▶ **Supplied data**
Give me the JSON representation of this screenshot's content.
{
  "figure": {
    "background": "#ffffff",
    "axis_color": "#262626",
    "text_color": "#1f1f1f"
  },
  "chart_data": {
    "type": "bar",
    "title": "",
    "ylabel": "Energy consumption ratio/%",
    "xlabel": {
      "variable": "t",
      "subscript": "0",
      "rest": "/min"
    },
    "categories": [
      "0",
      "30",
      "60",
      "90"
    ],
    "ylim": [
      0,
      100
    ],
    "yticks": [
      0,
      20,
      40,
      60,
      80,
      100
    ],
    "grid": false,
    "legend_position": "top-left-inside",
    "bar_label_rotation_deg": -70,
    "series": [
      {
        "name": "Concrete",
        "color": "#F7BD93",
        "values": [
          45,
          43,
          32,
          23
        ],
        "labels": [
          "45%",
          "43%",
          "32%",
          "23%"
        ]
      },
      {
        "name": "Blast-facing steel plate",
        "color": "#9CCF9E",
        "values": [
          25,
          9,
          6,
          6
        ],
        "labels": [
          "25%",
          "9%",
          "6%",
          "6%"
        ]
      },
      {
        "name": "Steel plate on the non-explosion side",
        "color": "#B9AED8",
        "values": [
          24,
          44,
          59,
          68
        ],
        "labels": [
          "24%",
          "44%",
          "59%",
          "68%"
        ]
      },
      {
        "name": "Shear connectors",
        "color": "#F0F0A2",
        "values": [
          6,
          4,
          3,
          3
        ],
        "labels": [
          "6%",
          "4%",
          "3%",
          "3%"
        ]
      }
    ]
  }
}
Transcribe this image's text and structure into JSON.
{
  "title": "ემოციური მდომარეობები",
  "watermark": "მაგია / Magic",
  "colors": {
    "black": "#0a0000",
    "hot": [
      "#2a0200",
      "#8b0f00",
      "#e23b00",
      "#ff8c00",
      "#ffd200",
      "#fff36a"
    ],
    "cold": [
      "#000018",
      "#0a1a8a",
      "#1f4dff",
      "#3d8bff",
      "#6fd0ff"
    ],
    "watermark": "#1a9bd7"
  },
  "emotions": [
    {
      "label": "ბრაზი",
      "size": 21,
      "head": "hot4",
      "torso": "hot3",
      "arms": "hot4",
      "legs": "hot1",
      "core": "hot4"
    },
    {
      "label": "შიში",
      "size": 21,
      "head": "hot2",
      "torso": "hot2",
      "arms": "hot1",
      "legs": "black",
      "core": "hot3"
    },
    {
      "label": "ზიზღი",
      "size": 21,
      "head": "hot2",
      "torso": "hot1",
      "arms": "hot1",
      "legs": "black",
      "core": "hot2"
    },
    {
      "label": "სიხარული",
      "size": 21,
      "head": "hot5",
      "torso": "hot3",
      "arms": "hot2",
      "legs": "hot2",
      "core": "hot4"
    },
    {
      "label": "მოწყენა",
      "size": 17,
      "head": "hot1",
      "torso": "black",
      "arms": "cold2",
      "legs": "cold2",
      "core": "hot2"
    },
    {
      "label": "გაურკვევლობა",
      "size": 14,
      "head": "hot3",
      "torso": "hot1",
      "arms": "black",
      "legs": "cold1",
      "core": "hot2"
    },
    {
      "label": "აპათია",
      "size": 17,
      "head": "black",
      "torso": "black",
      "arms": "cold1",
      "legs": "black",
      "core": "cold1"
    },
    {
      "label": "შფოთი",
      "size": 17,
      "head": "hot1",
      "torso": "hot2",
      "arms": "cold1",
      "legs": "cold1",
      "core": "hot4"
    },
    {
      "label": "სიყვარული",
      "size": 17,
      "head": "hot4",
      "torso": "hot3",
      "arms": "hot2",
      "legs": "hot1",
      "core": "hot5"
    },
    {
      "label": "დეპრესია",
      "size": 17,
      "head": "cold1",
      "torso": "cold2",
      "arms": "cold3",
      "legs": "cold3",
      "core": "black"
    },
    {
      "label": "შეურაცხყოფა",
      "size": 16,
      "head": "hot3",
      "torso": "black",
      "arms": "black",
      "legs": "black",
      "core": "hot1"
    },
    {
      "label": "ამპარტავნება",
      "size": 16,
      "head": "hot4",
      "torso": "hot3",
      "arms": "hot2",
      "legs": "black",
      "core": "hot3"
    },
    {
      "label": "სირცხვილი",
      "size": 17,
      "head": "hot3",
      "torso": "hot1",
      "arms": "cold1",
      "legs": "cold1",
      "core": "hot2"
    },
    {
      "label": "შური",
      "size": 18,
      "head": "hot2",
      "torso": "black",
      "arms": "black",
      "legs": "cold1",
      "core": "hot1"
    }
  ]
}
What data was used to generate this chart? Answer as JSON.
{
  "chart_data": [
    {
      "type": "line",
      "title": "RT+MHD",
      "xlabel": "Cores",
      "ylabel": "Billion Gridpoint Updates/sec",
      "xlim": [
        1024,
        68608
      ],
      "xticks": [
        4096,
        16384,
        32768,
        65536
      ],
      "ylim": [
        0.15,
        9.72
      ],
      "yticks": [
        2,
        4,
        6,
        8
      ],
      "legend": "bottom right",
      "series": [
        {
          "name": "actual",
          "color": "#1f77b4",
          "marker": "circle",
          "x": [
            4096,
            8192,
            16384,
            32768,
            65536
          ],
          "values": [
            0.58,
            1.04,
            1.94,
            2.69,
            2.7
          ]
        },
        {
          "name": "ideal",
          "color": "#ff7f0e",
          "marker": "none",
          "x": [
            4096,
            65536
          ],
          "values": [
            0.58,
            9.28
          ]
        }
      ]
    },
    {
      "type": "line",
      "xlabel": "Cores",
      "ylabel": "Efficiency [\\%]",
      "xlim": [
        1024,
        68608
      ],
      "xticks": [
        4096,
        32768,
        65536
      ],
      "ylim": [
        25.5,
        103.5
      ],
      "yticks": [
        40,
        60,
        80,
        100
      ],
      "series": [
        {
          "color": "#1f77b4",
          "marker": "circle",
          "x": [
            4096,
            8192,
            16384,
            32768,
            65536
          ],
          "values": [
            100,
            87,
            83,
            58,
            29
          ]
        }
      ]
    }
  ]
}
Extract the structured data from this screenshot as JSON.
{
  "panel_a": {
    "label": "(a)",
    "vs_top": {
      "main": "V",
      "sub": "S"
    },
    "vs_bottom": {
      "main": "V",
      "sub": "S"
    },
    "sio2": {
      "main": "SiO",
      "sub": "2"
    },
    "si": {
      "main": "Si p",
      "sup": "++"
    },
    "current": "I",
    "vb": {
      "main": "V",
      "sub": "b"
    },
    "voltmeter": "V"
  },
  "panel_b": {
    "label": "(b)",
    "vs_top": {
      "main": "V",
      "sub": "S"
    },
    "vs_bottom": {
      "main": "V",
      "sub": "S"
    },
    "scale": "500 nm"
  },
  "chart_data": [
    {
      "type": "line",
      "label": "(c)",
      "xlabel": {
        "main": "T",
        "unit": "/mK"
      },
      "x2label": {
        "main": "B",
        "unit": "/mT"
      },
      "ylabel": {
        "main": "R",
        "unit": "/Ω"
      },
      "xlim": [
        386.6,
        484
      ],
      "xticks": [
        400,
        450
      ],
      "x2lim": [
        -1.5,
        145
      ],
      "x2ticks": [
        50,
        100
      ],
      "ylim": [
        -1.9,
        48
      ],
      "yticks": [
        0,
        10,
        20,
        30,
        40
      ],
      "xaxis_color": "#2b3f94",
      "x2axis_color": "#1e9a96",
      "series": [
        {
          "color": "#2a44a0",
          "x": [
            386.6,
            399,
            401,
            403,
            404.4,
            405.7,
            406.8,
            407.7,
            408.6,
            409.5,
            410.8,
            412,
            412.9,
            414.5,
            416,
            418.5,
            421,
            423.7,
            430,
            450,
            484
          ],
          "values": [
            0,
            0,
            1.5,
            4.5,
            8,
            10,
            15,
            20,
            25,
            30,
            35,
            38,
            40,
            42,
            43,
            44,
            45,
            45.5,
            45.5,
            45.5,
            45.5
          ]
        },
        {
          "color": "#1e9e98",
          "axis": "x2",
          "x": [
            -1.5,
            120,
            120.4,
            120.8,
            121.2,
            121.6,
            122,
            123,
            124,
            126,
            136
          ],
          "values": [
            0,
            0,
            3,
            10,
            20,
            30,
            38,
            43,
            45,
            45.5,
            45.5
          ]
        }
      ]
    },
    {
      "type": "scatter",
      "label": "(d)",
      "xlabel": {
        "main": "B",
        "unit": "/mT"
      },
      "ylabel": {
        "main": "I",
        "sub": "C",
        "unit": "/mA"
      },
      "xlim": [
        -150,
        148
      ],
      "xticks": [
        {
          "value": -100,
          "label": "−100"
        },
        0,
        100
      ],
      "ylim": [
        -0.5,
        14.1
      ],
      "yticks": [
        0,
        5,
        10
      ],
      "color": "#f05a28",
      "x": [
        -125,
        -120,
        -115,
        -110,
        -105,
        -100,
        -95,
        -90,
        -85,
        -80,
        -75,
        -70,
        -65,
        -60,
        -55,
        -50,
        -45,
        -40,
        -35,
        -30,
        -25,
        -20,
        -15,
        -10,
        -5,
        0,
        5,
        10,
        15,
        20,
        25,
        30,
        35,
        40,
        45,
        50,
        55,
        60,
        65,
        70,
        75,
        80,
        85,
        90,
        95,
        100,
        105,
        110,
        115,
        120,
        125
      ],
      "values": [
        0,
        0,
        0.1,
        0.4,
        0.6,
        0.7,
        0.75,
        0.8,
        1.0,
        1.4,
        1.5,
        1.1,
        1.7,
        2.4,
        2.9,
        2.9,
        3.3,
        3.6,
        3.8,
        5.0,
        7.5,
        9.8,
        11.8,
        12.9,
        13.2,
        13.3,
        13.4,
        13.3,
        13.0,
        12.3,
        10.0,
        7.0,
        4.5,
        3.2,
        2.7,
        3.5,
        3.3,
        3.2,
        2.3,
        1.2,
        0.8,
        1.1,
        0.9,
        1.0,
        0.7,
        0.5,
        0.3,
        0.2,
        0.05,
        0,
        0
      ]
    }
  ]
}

▶ **Stated task**
Look through the entries above for the word "screenshot". Copy every line where it shows up.

▶ **Full answer**
Give me the JSON representation of this screenshot's content.
Extract the structured data from this screenshot as JSON.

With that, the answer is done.